OBJECTIVE: Reproduce the data in its entirety, exactly as supplied.

————

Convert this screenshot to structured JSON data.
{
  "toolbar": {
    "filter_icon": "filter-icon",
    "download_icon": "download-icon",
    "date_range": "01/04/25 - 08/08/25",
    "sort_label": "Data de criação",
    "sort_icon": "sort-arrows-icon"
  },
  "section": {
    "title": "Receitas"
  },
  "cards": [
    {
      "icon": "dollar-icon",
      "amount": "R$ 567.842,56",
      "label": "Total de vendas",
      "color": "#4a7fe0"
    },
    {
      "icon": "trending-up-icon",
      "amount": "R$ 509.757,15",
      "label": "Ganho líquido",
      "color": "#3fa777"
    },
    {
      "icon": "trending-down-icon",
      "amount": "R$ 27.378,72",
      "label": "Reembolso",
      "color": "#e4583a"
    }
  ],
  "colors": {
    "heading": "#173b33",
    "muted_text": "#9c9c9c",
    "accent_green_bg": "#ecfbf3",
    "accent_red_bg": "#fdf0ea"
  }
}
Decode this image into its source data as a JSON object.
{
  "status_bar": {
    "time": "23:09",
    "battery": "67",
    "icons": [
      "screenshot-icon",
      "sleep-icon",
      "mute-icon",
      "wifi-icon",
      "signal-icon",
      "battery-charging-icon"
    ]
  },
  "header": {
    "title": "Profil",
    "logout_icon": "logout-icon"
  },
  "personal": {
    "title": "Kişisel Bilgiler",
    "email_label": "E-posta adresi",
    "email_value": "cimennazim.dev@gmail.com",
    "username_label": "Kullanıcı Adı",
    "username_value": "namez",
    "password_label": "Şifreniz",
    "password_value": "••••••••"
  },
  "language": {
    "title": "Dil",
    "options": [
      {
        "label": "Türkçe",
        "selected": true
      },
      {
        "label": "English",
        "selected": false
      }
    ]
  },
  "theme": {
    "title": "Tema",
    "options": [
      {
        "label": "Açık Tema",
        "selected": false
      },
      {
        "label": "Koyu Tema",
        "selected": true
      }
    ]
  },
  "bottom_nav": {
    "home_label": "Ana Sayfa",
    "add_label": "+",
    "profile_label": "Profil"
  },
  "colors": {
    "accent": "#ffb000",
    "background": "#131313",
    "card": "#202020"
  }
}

————

TASK RESPONSE:
Convert this screenshot to structured JSON data.
{
  "toolbar": {
    "filter_icon": "filter-icon",
    "download_icon": "download-icon",
    "date_range": "01/04/25 - 08/08/25",
    "sort_label": "Data de criação",
    "sort_icon": "sort-arrows-icon"
  },
  "section": {
    "title": "Receitas"
  },
  "cards": [
    {
      "icon": "dollar-icon",
      "amount": "R$ 567.842,56",
      "label": "Total de vendas",
      "color": "#4a7fe0"
    },
    {
      "icon": "trending-up-icon",
      "amount": "R$ 509.757,15",
      "label": "Ganho líquido",
      "color": "#3fa777"
    },
    {
      "icon": "trending-down-icon",
      "amount": "R$ 27.378,72",
      "label": "Reembolso",
      "color": "#e4583a"
    }
  ],
  "colors": {
    "heading": "#173b33",
    "muted_text": "#9c9c9c",
    "accent_green_bg": "#ecfbf3",
    "accent_red_bg": "#fdf0ea"
  }
}
Decode this image into its source data as a JSON object.
{
  "status_bar": {
    "time": "23:09",
    "battery": "67",
    "icons": [
      "screenshot-icon",
      "sleep-icon",
      "mute-icon",
      "wifi-icon",
      "signal-icon",
      "battery-charging-icon"
    ]
  },
  "header": {
    "title": "Profil",
    "logout_icon": "logout-icon"
  },
  "personal": {
    "title": "Kişisel Bilgiler",
    "email_label": "E-posta adresi",
    "email_value": "cimennazim.dev@gmail.com",
    "username_label": "Kullanıcı Adı",
    "username_value": "namez",
    "password_label": "Şifreniz",
    "password_value": "••••••••"
  },
  "language": {
    "title": "Dil",
    "options": [
      {
        "label": "Türkçe",
        "selected": true
      },
      {
        "label": "English",
        "selected": false
      }
    ]
  },
  "theme": {
    "title": "Tema",
    "options": [
      {
        "label": "Açık Tema",
        "selected": false
      },
      {
        "label": "Koyu Tema",
        "selected": true
      }
    ]
  },
  "bottom_nav": {
    "home_label": "Ana Sayfa",
    "add_label": "+",
    "profile_label": "Profil"
  },
  "colors": {
    "accent": "#ffb000",
    "background": "#131313",
    "card": "#202020"
  }
}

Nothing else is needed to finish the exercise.